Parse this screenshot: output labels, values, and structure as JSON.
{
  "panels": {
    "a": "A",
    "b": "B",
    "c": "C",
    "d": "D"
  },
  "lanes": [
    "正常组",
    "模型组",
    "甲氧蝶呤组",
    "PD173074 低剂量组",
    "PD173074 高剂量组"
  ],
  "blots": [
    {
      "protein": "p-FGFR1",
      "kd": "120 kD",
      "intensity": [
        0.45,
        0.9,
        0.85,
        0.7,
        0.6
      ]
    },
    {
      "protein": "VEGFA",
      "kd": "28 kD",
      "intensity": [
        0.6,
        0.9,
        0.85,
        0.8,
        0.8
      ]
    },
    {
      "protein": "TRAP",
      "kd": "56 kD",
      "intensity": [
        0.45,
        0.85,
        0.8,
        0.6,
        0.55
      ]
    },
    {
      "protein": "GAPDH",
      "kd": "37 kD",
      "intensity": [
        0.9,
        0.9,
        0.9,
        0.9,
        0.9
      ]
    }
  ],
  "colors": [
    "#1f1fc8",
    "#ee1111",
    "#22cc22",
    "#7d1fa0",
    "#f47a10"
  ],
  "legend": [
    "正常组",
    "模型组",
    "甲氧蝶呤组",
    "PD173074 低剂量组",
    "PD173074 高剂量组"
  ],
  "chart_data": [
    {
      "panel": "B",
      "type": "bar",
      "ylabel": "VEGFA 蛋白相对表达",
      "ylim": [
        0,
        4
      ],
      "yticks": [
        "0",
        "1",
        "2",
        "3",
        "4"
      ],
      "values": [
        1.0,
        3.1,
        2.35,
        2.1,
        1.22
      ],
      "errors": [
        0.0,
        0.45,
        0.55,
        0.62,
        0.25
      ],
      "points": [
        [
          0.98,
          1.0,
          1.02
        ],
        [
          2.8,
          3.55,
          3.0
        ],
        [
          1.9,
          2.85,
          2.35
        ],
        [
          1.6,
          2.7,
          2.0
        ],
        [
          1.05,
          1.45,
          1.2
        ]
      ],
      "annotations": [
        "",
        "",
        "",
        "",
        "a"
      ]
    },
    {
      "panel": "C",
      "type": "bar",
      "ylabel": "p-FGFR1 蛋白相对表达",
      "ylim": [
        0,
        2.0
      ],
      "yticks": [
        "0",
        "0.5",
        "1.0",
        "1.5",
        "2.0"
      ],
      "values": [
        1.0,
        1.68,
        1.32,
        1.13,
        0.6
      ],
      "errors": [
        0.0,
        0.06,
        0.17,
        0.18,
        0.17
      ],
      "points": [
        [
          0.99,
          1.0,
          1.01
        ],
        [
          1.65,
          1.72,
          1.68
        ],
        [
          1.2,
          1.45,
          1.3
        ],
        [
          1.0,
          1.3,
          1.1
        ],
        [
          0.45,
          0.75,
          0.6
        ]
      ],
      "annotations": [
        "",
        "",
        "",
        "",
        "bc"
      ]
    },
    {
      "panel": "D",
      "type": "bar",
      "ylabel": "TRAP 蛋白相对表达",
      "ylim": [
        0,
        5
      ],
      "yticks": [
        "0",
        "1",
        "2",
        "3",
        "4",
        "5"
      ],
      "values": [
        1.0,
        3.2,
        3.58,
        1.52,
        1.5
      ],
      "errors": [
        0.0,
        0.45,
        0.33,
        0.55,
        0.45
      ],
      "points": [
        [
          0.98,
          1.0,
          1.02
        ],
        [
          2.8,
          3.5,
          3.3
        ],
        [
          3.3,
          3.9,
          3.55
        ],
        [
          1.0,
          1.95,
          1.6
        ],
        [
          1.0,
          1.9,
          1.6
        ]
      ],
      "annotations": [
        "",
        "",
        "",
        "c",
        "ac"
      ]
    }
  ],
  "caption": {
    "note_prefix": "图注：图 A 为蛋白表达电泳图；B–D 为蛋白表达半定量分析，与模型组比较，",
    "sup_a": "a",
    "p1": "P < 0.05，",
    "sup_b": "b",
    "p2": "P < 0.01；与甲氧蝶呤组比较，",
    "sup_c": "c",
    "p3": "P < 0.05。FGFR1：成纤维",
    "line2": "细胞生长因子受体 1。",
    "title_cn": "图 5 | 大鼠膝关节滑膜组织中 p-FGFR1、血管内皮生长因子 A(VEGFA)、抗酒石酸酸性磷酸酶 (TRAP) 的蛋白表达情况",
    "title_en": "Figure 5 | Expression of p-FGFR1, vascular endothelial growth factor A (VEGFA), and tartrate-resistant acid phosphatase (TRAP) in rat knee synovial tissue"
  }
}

——————————

__EXERCISE GOAL__:
Every entry is to be transcribed exactly as it stands.

__REPLY__:
Parse this screenshot: output labels, values, and structure as JSON.
{
  "panels": {
    "a": "A",
    "b": "B",
    "c": "C",
    "d": "D"
  },
  "lanes": [
    "正常组",
    "模型组",
    "甲氧蝶呤组",
    "PD173074 低剂量组",
    "PD173074 高剂量组"
  ],
  "blots": [
    {
      "protein": "p-FGFR1",
      "kd": "120 kD",
      "intensity": [
        0.45,
        0.9,
        0.85,
        0.7,
        0.6
      ]
    },
    {
      "protein": "VEGFA",
      "kd": "28 kD",
      "intensity": [
        0.6,
        0.9,
        0.85,
        0.8,
        0.8
      ]
    },
    {
      "protein": "TRAP",
      "kd": "56 kD",
      "intensity": [
        0.45,
        0.85,
        0.8,
        0.6,
        0.55
      ]
    },
    {
      "protein": "GAPDH",
      "kd": "37 kD",
      "intensity": [
        0.9,
        0.9,
        0.9,
        0.9,
        0.9
      ]
    }
  ],
  "colors": [
    "#1f1fc8",
    "#ee1111",
    "#22cc22",
    "#7d1fa0",
    "#f47a10"
  ],
  "legend": [
    "正常组",
    "模型组",
    "甲氧蝶呤组",
    "PD173074 低剂量组",
    "PD173074 高剂量组"
  ],
  "chart_data": [
    {
      "panel": "B",
      "type": "bar",
      "ylabel": "VEGFA 蛋白相对表达",
      "ylim": [
        0,
        4
      ],
      "yticks": [
        "0",
        "1",
        "2",
        "3",
        "4"
      ],
      "values": [
        1.0,
        3.1,
        2.35,
        2.1,
        1.22
      ],
      "errors": [
        0.0,
        0.45,
        0.55,
        0.62,
        0.25
      ],
      "points": [
        [
          0.98,
          1.0,
          1.02
        ],
        [
          2.8,
          3.55,
          3.0
        ],
        [
          1.9,
          2.85,
          2.35
        ],
        [
          1.6,
          2.7,
          2.0
        ],
        [
          1.05,
          1.45,
          1.2
        ]
      ],
      "annotations": [
        "",
        "",
        "",
        "",
        "a"
      ]
    },
    {
      "panel": "C",
      "type": "bar",
      "ylabel": "p-FGFR1 蛋白相对表达",
      "ylim": [
        0,
        2.0
      ],
      "yticks": [
        "0",
        "0.5",
        "1.0",
        "1.5",
        "2.0"
      ],
      "values": [
        1.0,
        1.68,
        1.32,
        1.13,
        0.6
      ],
      "errors": [
        0.0,
        0.06,
        0.17,
        0.18,
        0.17
      ],
      "points": [
        [
          0.99,
          1.0,
          1.01
        ],
        [
          1.65,
          1.72,
          1.68
        ],
        [
          1.2,
          1.45,
          1.3
        ],
        [
          1.0,
          1.3,
          1.1
        ],
        [
          0.45,
          0.75,
          0.6
        ]
      ],
      "annotations": [
        "",
        "",
        "",
        "",
        "bc"
      ]
    },
    {
      "panel": "D",
      "type": "bar",
      "ylabel": "TRAP 蛋白相对表达",
      "ylim": [
        0,
        5
      ],
      "yticks": [
        "0",
        "1",
        "2",
        "3",
        "4",
        "5"
      ],
      "values": [
        1.0,
        3.2,
        3.58,
        1.52,
        1.5
      ],
      "errors": [
        0.0,
        0.45,
        0.33,
        0.55,
        0.45
      ],
      "points": [
        [
          0.98,
          1.0,
          1.02
        ],
        [
          2.8,
          3.5,
          3.3
        ],
        [
          3.3,
          3.9,
          3.55
        ],
        [
          1.0,
          1.95,
          1.6
        ],
        [
          1.0,
          1.9,
          1.6
        ]
      ],
      "annotations": [
        "",
        "",
        "",
        "c",
        "ac"
      ]
    }
  ],
  "caption": {
    "note_prefix": "图注：图 A 为蛋白表达电泳图；B–D 为蛋白表达半定量分析，与模型组比较，",
    "sup_a": "a",
    "p1": "P < 0.05，",
    "sup_b": "b",
    "p2": "P < 0.01；与甲氧蝶呤组比较，",
    "sup_c": "c",
    "p3": "P < 0.05。FGFR1：成纤维",
    "line2": "细胞生长因子受体 1。",
    "title_cn": "图 5 | 大鼠膝关节滑膜组织中 p-FGFR1、血管内皮生长因子 A(VEGFA)、抗酒石酸酸性磷酸酶 (TRAP) 的蛋白表达情况",
    "title_en": "Figure 5 | Expression of p-FGFR1, vascular endothelial growth factor A (VEGFA), and tartrate-resistant acid phosphatase (TRAP) in rat knee synovial tissue"
  }
}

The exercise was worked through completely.